Short task:
Identify each line containing the word "menu" and copy it.
[Provided entries start]
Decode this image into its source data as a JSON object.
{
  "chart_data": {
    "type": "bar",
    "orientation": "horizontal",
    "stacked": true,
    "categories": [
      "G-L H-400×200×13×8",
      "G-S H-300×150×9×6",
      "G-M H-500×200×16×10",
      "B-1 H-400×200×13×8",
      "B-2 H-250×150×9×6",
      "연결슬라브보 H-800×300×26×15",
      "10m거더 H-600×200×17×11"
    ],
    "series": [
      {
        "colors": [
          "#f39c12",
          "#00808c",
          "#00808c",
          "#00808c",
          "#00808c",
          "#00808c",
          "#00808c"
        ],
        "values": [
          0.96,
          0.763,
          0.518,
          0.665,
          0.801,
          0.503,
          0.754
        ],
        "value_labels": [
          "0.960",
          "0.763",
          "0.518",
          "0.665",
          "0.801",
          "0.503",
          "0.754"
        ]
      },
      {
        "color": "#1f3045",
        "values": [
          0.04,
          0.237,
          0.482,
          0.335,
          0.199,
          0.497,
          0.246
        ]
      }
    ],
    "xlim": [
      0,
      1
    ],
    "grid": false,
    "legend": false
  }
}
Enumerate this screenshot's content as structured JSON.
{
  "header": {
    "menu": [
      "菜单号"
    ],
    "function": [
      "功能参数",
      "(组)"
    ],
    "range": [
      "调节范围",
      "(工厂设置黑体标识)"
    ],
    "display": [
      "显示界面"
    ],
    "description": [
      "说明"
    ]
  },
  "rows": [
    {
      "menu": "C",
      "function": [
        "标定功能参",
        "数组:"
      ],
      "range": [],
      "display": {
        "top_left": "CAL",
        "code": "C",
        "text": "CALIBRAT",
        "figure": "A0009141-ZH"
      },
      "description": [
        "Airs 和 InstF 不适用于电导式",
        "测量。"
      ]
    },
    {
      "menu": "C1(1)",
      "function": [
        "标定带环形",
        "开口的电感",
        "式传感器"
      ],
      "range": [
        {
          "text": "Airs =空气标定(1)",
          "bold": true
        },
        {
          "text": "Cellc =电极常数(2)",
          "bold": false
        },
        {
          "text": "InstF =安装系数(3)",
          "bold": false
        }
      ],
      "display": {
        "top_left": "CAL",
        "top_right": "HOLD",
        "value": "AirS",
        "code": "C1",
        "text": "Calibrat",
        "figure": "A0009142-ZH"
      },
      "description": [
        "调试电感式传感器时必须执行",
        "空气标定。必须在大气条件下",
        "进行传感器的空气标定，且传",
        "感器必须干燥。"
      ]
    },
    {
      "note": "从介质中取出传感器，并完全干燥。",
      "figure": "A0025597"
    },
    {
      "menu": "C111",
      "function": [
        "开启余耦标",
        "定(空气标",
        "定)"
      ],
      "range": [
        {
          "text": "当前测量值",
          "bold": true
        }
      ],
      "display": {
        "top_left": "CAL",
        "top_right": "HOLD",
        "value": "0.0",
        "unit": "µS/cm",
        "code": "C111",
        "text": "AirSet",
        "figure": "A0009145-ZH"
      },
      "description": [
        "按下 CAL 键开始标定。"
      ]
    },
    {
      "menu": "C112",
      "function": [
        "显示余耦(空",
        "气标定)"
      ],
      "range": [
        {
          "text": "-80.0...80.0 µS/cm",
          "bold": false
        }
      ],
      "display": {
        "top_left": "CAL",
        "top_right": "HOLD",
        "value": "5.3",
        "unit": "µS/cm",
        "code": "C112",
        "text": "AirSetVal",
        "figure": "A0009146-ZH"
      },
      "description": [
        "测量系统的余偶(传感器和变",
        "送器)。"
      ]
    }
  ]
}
[Provided entries end]
Output below:
    "menu": [
      "menu": "C",
      "menu": "C1(1)",
      "menu": "C111",
      "menu": "C112",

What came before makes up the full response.